**** Material for this task

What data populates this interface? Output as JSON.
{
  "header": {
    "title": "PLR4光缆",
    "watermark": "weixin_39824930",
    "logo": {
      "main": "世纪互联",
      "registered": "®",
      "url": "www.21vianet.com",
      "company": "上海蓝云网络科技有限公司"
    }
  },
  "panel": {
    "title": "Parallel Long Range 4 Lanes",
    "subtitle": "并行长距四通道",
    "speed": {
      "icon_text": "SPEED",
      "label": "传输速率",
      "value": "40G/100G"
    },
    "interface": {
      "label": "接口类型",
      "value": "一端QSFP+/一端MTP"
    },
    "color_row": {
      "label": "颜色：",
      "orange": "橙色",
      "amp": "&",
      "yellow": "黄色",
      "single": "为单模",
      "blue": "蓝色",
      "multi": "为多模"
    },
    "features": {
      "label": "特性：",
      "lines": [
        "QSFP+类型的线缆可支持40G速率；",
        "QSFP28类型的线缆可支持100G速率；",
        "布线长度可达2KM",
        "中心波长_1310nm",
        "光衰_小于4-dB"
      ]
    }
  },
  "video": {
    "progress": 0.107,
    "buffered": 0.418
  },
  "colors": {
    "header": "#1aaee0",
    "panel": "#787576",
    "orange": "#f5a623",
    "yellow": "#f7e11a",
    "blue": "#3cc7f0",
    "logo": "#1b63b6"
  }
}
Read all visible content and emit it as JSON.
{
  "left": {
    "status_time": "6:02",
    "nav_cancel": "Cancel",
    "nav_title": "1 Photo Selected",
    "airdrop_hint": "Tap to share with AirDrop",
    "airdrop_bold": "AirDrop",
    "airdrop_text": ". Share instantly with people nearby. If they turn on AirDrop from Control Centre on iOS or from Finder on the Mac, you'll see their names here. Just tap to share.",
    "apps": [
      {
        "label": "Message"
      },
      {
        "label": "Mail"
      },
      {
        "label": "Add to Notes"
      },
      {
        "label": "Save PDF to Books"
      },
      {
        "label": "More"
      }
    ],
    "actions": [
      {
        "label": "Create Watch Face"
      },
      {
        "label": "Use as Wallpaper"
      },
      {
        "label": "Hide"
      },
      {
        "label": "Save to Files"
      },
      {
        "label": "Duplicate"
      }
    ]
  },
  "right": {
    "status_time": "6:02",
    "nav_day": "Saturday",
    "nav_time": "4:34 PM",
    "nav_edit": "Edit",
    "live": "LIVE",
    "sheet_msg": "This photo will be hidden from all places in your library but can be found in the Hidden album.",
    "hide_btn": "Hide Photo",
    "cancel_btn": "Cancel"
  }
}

********

**Stated exercise:** Extract the data in full. Keep it word for word.

**Solution:**
What data populates this interface? Output as JSON.
{
  "header": {
    "title": "PLR4光缆",
    "watermark": "weixin_39824930",
    "logo": {
      "main": "世纪互联",
      "registered": "®",
      "url": "www.21vianet.com",
      "company": "上海蓝云网络科技有限公司"
    }
  },
  "panel": {
    "title": "Parallel Long Range 4 Lanes",
    "subtitle": "并行长距四通道",
    "speed": {
      "icon_text": "SPEED",
      "label": "传输速率",
      "value": "40G/100G"
    },
    "interface": {
      "label": "接口类型",
      "value": "一端QSFP+/一端MTP"
    },
    "color_row": {
      "label": "颜色：",
      "orange": "橙色",
      "amp": "&",
      "yellow": "黄色",
      "single": "为单模",
      "blue": "蓝色",
      "multi": "为多模"
    },
    "features": {
      "label": "特性：",
      "lines": [
        "QSFP+类型的线缆可支持40G速率；",
        "QSFP28类型的线缆可支持100G速率；",
        "布线长度可达2KM",
        "中心波长_1310nm",
        "光衰_小于4-dB"
      ]
    }
  },
  "video": {
    "progress": 0.107,
    "buffered": 0.418
  },
  "colors": {
    "header": "#1aaee0",
    "panel": "#787576",
    "orange": "#f5a623",
    "yellow": "#f7e11a",
    "blue": "#3cc7f0",
    "logo": "#1b63b6"
  }
}
Read all visible content and emit it as JSON.
{
  "left": {
    "status_time": "6:02",
    "nav_cancel": "Cancel",
    "nav_title": "1 Photo Selected",
    "airdrop_hint": "Tap to share with AirDrop",
    "airdrop_bold": "AirDrop",
    "airdrop_text": ". Share instantly with people nearby. If they turn on AirDrop from Control Centre on iOS or from Finder on the Mac, you'll see their names here. Just tap to share.",
    "apps": [
      {
        "label": "Message"
      },
      {
        "label": "Mail"
      },
      {
        "label": "Add to Notes"
      },
      {
        "label": "Save PDF to Books"
      },
      {
        "label": "More"
      }
    ],
    "actions": [
      {
        "label": "Create Watch Face"
      },
      {
        "label": "Use as Wallpaper"
      },
      {
        "label": "Hide"
      },
      {
        "label": "Save to Files"
      },
      {
        "label": "Duplicate"
      }
    ]
  },
  "right": {
    "status_time": "6:02",
    "nav_day": "Saturday",
    "nav_time": "4:34 PM",
    "nav_edit": "Edit",
    "live": "LIVE",
    "sheet_msg": "This photo will be hidden from all places in your library but can be found in the Hidden album.",
    "hide_btn": "Hide Photo",
    "cancel_btn": "Cancel"
  }
}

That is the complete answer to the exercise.